Task brief: Without altering anything, output the material below.

Records for this task:

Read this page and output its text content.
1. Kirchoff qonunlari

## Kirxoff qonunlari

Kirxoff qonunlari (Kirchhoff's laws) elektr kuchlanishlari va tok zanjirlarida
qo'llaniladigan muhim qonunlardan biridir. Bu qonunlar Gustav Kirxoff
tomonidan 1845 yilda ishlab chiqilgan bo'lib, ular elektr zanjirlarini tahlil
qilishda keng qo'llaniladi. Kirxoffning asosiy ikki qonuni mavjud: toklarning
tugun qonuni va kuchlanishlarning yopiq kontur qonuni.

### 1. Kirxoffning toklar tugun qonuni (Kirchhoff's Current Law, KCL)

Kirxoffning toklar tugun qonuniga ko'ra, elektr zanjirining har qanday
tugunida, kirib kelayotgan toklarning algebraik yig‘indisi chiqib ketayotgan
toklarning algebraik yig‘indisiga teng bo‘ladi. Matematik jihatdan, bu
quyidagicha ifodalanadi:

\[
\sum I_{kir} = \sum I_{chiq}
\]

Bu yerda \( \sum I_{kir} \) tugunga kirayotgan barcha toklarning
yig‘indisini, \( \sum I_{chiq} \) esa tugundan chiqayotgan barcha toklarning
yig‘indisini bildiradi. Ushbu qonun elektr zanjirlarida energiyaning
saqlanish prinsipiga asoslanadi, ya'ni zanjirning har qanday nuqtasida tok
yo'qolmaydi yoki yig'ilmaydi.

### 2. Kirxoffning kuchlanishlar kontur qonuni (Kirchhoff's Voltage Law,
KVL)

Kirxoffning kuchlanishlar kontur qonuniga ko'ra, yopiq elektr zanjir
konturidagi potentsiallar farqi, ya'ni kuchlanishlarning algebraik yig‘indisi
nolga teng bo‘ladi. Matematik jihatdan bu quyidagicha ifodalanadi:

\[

Output below:
Read this page and output its text content.
1. Kirchoff qonunlari

## Kirxoff qonunlari

Kirxoff qonunlari (Kirchhoff's laws) elektr kuchlanishlari va tok zanjirlarida
qo'llaniladigan muhim qonunlardan biridir. Bu qonunlar Gustav Kirxoff
tomonidan 1845 yilda ishlab chiqilgan bo'lib, ular elektr zanjirlarini tahlil
qilishda keng qo'llaniladi. Kirxoffning asosiy ikki qonuni mavjud: toklarning
tugun qonuni va kuchlanishlarning yopiq kontur qonuni.

### 1. Kirxoffning toklar tugun qonuni (Kirchhoff's Current Law, KCL)

Kirxoffning toklar tugun qonuniga ko'ra, elektr zanjirining har qanday
tugunida, kirib kelayotgan toklarning algebraik yig‘indisi chiqib ketayotgan
toklarning algebraik yig‘indisiga teng bo‘ladi. Matematik jihatdan, bu
quyidagicha ifodalanadi:

\[
\sum I_{kir} = \sum I_{chiq}
\]

Bu yerda \( \sum I_{kir} \) tugunga kirayotgan barcha toklarning
yig‘indisini, \( \sum I_{chiq} \) esa tugundan chiqayotgan barcha toklarning
yig‘indisini bildiradi. Ushbu qonun elektr zanjirlarida energiyaning
saqlanish prinsipiga asoslanadi, ya'ni zanjirning har qanday nuqtasida tok
yo'qolmaydi yoki yig'ilmaydi.

### 2. Kirxoffning kuchlanishlar kontur qonuni (Kirchhoff's Voltage Law,
KVL)

Kirxoffning kuchlanishlar kontur qonuniga ko'ra, yopiq elektr zanjir
konturidagi potentsiallar farqi, ya'ni kuchlanishlarning algebraik yig‘indisi
nolga teng bo‘ladi. Matematik jihatdan bu quyidagicha ifodalanadi:

\[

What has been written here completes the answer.